── Input material

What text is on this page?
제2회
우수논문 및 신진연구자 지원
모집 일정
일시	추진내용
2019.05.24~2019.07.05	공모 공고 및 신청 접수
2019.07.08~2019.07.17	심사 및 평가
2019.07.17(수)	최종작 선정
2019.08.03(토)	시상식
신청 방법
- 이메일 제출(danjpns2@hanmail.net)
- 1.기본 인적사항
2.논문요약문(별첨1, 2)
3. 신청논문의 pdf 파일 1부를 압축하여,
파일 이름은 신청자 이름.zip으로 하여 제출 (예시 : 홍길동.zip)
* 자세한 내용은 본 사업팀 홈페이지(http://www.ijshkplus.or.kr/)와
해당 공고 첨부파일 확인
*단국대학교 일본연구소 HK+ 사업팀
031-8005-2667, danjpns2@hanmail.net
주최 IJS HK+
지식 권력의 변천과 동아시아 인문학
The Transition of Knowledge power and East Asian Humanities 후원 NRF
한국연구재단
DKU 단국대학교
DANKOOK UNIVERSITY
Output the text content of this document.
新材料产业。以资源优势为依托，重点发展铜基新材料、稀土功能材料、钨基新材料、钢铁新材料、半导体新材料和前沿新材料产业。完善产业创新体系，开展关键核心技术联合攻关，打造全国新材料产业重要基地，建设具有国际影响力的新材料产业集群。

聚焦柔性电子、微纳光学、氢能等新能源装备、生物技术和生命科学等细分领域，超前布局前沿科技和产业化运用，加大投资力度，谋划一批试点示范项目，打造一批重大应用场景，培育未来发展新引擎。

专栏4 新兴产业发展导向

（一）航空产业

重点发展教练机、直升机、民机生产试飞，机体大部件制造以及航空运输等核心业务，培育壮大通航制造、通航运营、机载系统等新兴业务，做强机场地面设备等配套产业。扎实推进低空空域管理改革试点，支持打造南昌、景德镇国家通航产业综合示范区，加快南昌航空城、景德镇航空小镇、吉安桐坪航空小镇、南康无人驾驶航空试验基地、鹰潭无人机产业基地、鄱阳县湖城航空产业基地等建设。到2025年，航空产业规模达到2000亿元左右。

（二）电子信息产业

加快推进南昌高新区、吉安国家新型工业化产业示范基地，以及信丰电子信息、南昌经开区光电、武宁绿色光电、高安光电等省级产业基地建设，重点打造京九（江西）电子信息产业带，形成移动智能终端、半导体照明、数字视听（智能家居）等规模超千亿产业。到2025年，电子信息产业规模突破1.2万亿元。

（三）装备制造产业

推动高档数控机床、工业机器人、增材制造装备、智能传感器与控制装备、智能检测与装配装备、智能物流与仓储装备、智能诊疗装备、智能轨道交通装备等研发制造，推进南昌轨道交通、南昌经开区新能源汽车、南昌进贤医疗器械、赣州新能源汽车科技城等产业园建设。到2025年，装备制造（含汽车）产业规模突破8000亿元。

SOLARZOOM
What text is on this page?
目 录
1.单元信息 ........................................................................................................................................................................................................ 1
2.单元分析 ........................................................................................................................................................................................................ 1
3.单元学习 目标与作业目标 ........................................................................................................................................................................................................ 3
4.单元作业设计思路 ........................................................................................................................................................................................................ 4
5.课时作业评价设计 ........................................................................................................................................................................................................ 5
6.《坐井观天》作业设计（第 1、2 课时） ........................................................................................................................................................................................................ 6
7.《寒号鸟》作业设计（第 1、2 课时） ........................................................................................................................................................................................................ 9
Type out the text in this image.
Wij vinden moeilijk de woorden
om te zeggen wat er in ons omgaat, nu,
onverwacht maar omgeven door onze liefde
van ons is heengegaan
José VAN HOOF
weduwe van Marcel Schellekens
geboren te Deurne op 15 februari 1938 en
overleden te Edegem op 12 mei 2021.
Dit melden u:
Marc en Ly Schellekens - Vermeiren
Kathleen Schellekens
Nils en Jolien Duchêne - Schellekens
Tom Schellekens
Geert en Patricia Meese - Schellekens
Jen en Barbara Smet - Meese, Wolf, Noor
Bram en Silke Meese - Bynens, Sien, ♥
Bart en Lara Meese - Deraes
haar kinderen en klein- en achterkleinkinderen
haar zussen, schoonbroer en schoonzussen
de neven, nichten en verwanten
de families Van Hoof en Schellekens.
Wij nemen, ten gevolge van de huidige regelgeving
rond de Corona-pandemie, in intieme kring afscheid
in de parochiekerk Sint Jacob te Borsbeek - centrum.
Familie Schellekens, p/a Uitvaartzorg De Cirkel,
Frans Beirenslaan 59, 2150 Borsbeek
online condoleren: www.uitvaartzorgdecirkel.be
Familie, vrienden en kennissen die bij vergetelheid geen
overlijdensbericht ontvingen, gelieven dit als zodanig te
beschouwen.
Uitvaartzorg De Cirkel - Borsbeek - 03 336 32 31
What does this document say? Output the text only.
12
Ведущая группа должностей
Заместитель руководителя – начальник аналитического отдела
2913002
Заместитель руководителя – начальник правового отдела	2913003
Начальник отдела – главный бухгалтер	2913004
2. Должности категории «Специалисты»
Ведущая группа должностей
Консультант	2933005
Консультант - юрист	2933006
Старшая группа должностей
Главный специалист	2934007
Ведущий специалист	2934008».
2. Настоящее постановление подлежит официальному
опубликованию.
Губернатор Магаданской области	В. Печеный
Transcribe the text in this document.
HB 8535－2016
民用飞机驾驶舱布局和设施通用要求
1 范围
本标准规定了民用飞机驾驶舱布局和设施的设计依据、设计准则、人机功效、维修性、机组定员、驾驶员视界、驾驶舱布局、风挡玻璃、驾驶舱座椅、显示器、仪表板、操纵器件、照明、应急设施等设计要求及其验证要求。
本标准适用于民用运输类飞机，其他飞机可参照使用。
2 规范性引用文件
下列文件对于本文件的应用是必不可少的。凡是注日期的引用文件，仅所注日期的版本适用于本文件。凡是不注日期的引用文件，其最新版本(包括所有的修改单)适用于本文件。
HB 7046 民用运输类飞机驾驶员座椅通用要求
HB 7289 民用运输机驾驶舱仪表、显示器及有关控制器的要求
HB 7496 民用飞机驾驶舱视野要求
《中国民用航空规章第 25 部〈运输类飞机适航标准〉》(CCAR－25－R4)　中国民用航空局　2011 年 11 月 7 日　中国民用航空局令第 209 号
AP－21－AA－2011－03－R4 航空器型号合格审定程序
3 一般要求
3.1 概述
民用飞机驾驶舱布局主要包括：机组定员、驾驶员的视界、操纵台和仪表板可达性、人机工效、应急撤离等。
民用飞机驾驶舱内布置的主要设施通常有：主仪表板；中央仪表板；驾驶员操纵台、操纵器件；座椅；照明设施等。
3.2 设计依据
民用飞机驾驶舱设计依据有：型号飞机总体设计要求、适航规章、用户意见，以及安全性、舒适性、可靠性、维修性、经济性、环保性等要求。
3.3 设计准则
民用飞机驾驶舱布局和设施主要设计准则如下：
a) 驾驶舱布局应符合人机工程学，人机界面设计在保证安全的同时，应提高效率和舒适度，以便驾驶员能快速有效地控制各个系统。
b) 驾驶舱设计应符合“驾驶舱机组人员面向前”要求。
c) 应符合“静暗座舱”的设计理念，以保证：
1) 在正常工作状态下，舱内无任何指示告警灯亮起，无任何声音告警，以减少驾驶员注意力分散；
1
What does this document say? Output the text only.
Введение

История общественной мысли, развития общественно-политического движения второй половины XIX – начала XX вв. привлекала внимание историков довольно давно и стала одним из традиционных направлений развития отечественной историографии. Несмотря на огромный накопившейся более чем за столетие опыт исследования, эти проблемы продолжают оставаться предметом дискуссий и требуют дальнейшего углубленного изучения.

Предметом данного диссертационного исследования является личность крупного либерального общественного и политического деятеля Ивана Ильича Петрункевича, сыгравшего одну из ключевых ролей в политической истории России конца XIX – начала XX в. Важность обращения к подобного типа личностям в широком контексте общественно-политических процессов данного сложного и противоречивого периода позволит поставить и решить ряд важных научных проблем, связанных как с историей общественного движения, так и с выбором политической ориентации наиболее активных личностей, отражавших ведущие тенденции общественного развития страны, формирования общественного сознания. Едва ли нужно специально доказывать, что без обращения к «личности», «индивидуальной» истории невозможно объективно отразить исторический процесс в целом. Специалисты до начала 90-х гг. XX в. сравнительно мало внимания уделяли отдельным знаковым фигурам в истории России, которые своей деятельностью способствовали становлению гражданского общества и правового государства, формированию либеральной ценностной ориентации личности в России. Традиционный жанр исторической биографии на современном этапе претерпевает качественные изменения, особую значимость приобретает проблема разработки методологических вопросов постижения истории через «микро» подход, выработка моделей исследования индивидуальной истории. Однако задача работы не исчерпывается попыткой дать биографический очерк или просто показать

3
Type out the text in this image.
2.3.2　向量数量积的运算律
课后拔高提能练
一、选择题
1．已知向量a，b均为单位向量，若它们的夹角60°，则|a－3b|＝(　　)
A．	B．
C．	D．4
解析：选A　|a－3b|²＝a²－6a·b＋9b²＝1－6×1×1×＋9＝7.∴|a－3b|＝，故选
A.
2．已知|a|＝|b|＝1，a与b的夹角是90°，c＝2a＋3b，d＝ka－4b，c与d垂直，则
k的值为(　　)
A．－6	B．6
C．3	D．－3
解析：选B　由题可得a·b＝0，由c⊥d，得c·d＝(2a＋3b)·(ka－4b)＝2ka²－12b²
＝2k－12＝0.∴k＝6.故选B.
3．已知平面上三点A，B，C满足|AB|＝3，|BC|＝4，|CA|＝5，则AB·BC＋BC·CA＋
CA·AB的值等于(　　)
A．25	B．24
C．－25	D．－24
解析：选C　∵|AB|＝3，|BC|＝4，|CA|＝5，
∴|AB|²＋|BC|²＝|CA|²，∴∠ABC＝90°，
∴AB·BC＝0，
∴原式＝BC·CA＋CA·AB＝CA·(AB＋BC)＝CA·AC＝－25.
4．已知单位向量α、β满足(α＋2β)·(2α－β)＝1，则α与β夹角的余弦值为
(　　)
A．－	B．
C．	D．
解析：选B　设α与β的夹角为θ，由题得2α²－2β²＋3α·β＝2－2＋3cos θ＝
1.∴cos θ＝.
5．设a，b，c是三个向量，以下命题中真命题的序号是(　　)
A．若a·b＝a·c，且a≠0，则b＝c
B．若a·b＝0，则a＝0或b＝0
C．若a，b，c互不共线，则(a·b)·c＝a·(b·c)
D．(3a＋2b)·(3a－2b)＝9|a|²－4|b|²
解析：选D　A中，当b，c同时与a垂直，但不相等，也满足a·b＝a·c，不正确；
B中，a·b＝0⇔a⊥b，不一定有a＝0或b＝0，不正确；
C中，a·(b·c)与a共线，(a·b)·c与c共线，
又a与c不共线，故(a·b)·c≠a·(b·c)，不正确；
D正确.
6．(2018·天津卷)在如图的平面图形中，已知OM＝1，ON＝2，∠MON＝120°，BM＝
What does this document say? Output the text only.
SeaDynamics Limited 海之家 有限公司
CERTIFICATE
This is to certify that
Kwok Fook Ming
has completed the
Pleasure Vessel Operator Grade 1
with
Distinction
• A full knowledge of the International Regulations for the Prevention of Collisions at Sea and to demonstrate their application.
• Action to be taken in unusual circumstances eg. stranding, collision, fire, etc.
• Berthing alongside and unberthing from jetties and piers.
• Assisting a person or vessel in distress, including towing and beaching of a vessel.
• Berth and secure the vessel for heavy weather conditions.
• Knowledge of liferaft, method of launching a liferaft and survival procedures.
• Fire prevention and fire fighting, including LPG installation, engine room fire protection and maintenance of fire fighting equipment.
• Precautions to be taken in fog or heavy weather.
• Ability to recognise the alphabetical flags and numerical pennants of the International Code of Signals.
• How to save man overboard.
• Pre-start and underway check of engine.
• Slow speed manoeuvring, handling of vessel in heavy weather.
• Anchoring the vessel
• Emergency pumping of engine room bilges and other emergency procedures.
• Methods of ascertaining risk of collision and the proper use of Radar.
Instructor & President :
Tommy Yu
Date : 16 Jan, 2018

────

● **Short exercise**
Show all lines from the listing above in which "Meese" appears.

● **Completed exercise**
Geert en Patricia Meese - Schellekens
Jen en Barbara Smet - Meese, Wolf, Noor
Bram en Silke Meese - Bynens, Sien, ♥
Bart en Lara Meese - Deraes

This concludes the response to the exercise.